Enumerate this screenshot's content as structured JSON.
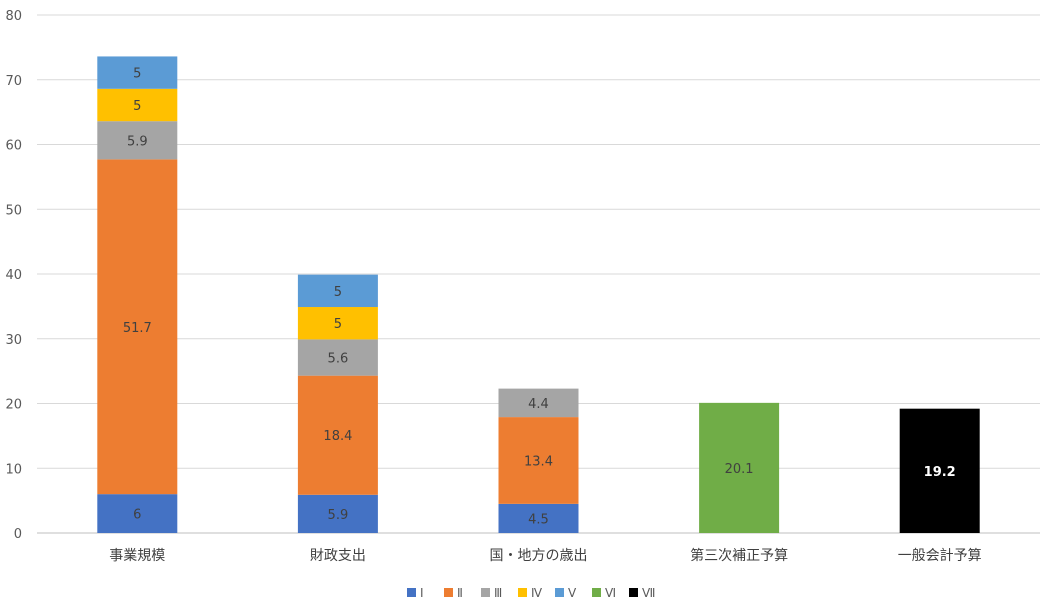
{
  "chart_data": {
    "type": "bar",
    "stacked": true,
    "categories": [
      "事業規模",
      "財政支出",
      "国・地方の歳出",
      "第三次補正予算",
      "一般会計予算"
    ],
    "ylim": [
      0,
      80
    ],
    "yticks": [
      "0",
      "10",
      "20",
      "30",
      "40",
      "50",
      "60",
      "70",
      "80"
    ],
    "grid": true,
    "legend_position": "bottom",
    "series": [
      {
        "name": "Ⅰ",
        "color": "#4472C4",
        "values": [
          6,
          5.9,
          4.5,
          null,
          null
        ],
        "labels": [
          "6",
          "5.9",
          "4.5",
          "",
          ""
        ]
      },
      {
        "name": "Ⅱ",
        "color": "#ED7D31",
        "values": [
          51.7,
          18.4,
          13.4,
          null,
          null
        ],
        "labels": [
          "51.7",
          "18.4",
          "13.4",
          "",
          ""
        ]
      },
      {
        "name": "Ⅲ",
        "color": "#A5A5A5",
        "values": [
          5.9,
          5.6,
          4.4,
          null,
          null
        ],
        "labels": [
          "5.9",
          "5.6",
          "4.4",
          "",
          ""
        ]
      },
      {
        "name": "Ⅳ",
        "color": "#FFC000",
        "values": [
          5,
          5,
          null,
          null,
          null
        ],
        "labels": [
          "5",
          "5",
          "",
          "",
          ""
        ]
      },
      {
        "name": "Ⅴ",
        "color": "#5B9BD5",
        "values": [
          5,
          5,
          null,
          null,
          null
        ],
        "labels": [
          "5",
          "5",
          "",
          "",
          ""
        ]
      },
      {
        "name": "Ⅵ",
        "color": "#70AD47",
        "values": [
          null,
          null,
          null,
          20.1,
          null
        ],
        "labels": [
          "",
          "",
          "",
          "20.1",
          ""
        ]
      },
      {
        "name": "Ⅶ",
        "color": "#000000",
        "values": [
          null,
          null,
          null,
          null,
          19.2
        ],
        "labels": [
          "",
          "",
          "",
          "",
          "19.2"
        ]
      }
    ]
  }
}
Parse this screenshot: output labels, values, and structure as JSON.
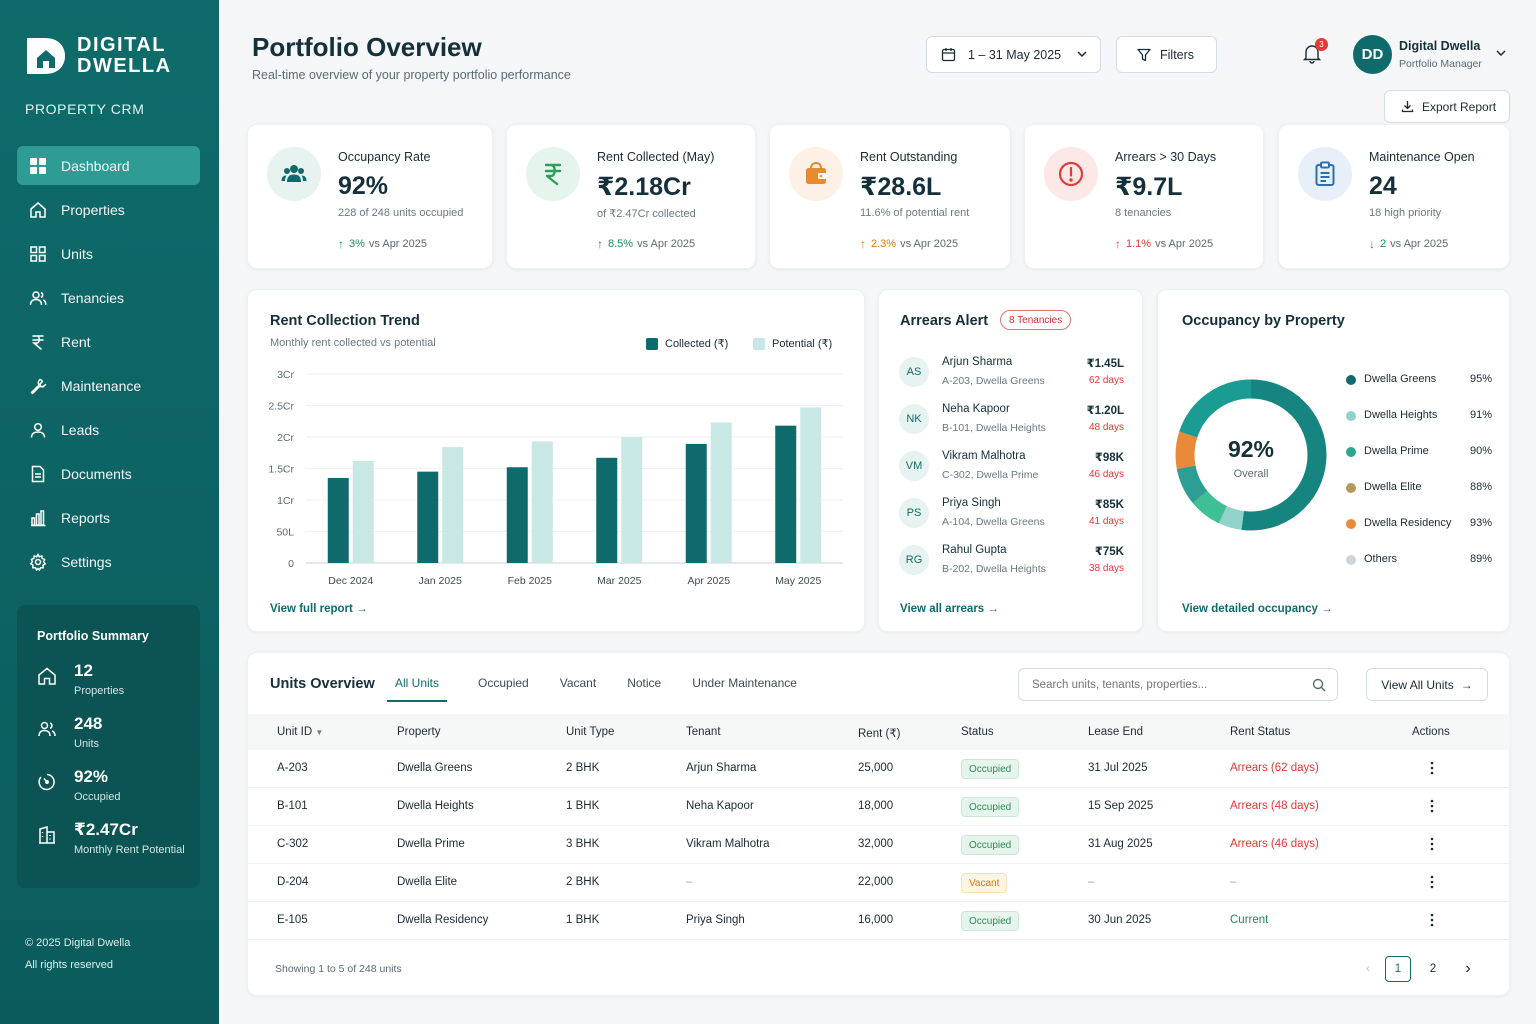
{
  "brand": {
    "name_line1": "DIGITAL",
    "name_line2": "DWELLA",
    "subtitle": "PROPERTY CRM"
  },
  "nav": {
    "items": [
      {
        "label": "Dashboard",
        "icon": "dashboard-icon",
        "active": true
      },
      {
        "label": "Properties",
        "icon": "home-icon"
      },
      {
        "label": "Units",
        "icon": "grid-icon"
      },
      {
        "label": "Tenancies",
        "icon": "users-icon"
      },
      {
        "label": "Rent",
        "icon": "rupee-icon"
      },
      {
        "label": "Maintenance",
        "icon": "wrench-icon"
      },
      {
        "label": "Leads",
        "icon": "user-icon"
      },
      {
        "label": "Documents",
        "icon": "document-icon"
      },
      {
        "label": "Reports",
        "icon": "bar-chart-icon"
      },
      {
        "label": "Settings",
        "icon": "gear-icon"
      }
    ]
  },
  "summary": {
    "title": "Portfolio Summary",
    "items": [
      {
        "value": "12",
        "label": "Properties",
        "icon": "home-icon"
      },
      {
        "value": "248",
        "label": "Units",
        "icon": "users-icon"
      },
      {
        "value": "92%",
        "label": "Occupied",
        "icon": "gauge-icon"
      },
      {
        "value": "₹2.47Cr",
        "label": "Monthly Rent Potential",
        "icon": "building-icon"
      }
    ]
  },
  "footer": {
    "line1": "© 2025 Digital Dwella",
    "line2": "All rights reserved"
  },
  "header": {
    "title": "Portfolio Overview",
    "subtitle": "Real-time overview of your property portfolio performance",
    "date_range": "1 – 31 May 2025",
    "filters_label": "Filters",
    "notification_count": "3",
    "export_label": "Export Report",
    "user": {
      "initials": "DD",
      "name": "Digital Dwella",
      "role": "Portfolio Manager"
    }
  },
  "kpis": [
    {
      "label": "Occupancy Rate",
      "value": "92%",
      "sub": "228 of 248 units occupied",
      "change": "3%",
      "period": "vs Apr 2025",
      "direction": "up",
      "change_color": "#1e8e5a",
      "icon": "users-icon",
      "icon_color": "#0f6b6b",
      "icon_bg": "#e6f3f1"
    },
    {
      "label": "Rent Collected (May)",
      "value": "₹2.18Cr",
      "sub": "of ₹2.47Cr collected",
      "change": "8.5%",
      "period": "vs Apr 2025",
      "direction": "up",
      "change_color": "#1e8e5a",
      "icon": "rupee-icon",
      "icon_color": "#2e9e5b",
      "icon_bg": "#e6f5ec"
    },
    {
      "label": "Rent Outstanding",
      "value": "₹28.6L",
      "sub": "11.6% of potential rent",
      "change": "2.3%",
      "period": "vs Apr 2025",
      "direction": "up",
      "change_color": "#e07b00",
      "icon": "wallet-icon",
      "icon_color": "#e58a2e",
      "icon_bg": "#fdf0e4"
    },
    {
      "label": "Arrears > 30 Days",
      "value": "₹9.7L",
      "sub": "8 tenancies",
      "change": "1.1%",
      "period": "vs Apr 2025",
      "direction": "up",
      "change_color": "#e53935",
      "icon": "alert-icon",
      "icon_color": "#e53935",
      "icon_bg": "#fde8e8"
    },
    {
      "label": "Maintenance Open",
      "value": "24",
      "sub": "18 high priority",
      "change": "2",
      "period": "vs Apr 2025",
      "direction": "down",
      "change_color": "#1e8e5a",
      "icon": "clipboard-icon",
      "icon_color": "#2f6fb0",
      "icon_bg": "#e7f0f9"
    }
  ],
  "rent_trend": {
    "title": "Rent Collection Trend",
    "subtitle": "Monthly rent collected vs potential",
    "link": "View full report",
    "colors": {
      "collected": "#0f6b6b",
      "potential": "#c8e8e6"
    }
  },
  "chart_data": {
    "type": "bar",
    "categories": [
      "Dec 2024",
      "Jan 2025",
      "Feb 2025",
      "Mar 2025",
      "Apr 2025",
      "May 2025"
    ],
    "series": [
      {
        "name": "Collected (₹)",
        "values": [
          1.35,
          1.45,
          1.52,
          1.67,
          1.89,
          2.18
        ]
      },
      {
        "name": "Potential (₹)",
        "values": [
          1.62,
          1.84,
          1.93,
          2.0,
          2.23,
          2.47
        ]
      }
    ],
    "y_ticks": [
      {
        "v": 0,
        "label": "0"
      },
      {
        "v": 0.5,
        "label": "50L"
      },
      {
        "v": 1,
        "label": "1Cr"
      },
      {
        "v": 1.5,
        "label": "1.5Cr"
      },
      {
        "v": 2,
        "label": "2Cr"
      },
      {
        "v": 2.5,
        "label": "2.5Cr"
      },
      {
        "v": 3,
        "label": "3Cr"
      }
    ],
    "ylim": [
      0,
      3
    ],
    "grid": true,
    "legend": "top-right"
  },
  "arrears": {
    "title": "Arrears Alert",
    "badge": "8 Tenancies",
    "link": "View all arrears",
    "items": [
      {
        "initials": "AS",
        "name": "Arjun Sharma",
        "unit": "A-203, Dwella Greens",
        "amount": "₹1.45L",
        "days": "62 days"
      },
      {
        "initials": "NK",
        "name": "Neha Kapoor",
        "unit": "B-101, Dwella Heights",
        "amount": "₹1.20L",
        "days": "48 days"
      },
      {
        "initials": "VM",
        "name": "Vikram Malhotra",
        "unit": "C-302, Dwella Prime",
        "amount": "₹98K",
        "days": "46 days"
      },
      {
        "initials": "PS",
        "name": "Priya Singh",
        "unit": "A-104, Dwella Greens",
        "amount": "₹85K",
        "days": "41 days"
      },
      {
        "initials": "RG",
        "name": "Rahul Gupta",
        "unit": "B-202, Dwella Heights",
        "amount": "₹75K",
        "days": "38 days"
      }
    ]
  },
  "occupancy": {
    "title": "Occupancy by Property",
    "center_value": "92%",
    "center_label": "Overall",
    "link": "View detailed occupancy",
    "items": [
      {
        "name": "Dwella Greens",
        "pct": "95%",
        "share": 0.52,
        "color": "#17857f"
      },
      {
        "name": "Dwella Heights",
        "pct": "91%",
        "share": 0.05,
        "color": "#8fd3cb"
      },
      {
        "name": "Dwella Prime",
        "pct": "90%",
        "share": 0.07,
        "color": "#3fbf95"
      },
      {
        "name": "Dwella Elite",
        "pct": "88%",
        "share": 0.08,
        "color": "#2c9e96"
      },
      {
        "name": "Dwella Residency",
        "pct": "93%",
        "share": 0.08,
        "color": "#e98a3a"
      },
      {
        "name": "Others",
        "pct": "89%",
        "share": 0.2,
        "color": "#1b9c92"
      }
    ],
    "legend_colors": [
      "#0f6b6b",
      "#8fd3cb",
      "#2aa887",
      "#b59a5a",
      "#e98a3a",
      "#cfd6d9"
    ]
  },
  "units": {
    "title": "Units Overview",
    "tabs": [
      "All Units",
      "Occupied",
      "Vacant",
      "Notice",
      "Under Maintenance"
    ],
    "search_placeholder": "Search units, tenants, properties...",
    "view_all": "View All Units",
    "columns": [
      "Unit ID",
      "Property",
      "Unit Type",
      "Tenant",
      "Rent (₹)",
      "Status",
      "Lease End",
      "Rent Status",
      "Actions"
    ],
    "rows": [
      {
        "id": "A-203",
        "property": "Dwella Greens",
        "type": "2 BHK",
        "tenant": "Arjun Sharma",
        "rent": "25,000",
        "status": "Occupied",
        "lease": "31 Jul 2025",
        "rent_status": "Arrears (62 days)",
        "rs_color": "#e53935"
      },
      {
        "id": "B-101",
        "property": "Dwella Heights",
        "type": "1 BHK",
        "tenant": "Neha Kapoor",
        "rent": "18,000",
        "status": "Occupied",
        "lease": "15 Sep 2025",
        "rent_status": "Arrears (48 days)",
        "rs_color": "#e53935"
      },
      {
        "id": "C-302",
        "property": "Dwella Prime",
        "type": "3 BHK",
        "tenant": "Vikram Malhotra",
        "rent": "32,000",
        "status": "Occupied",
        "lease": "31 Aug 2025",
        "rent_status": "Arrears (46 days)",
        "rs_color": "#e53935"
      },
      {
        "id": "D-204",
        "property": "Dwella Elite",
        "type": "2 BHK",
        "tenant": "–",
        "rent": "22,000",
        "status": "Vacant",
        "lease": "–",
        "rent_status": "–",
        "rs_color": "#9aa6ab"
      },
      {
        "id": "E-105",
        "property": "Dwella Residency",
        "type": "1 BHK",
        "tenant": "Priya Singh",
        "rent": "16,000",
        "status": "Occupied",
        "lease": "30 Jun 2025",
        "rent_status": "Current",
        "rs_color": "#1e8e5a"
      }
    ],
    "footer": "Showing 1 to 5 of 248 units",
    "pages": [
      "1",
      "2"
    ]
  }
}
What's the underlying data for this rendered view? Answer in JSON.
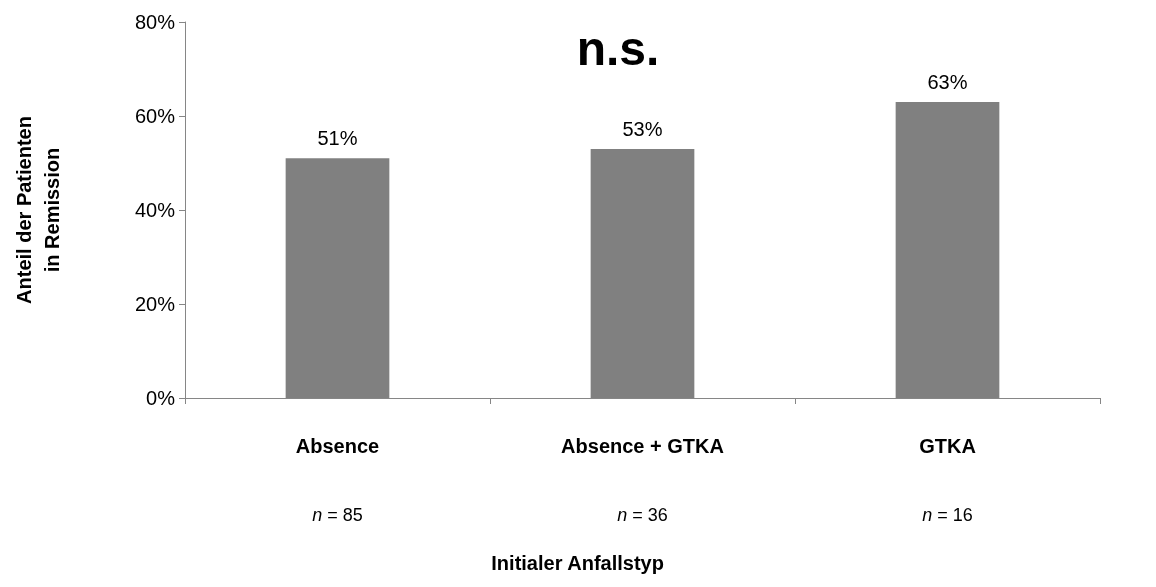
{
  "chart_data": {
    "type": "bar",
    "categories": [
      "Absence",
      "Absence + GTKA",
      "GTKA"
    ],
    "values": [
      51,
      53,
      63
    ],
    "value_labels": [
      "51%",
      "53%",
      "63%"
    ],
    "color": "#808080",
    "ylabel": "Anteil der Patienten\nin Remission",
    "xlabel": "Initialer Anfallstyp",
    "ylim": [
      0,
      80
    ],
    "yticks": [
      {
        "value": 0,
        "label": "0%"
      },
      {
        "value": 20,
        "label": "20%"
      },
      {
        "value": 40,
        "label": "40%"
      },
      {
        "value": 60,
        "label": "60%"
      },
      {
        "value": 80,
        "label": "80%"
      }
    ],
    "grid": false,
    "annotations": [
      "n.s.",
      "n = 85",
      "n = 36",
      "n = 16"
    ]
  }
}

# # #

=== What the exercise asks ===
Pick out and copy every line that contains the word "subtitle".

=== Correct output ===
    "subtitle": "PROPERTY CRM"
    "subtitle": "Real-time overview of your property portfolio performance",
    "subtitle": "Monthly rent collected vs potential",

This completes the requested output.